#### [Exercise objective]
Every line below that contains "marker" is to be copied.

--- start of Data entries ---

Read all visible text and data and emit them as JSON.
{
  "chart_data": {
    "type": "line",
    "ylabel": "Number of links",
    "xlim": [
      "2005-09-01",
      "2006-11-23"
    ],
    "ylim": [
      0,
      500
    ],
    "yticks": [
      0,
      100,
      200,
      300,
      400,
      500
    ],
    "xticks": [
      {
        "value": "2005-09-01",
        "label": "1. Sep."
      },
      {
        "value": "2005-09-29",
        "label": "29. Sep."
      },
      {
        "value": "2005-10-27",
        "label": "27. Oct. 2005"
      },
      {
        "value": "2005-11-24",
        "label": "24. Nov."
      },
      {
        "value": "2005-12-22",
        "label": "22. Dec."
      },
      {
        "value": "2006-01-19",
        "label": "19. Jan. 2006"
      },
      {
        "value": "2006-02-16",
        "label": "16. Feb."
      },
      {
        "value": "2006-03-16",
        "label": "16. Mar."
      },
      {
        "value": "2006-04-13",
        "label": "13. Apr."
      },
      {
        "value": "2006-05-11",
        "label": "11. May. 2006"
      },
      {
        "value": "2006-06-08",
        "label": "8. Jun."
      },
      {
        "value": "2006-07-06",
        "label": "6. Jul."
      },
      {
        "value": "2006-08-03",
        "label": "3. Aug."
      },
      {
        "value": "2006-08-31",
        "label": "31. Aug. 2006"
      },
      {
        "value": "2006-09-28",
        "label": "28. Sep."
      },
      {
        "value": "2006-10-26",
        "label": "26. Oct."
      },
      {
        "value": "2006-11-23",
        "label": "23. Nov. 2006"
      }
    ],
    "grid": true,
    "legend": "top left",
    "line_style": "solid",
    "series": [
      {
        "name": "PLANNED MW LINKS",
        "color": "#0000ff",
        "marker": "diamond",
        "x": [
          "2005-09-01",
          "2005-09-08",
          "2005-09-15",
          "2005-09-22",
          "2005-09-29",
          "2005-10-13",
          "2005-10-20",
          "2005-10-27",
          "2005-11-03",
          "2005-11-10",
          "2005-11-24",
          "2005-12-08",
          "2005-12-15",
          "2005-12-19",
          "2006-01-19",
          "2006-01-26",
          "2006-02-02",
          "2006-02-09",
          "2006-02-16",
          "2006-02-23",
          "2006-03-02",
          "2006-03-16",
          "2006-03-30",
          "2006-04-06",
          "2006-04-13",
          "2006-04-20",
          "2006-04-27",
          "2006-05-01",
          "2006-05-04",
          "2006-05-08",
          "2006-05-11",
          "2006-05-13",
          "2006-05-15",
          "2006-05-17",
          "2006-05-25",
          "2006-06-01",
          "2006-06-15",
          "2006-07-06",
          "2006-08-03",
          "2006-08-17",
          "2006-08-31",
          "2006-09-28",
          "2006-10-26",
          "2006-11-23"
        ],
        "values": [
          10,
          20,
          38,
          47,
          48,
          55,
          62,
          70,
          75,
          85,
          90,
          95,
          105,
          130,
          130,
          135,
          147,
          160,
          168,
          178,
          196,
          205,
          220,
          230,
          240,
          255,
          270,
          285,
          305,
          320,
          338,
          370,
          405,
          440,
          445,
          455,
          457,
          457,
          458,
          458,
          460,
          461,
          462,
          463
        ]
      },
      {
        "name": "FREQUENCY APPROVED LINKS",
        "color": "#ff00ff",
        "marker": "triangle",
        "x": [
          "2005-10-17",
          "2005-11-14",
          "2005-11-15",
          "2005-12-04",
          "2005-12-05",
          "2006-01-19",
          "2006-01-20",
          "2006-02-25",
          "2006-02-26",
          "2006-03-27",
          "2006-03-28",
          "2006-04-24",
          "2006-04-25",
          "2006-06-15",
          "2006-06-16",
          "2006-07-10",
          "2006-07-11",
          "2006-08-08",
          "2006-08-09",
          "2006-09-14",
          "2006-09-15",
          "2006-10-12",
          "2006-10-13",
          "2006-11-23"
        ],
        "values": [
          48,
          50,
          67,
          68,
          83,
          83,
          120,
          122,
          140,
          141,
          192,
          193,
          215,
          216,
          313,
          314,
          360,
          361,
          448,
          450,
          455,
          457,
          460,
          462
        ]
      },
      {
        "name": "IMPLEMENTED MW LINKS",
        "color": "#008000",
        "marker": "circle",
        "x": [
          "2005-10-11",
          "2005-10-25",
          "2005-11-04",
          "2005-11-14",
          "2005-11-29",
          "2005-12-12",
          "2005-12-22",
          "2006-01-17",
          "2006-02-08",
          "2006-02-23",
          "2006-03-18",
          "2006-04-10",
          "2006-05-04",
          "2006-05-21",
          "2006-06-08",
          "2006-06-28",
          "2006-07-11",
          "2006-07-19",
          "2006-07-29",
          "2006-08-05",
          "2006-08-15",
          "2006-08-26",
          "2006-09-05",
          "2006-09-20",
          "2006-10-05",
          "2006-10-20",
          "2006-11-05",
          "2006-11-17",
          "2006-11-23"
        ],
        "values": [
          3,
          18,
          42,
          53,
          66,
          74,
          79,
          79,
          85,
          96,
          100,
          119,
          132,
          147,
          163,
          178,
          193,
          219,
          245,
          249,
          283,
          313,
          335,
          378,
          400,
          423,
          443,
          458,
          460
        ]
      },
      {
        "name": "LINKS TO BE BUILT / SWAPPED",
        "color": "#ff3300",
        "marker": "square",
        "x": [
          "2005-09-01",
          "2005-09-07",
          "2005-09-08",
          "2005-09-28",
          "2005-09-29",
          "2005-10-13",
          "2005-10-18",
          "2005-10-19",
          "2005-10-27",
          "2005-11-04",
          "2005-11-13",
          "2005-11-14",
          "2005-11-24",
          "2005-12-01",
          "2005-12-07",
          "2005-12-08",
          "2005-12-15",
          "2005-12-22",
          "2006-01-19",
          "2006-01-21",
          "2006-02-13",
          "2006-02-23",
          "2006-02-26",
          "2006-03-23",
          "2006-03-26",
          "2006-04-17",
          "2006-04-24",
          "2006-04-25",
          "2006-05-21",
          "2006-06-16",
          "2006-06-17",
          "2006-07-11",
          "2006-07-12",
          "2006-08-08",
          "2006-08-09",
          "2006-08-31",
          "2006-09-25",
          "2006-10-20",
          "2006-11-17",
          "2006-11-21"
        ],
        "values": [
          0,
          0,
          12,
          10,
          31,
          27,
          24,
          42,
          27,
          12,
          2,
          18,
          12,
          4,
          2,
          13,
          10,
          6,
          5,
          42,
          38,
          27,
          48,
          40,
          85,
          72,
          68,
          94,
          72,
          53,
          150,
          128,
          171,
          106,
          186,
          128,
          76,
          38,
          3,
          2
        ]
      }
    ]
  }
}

--- end of Data entries ---

#### [Solution to this problem]
        "marker": "diamond",
        "marker": "triangle",
        "marker": "circle",
        "marker": "square",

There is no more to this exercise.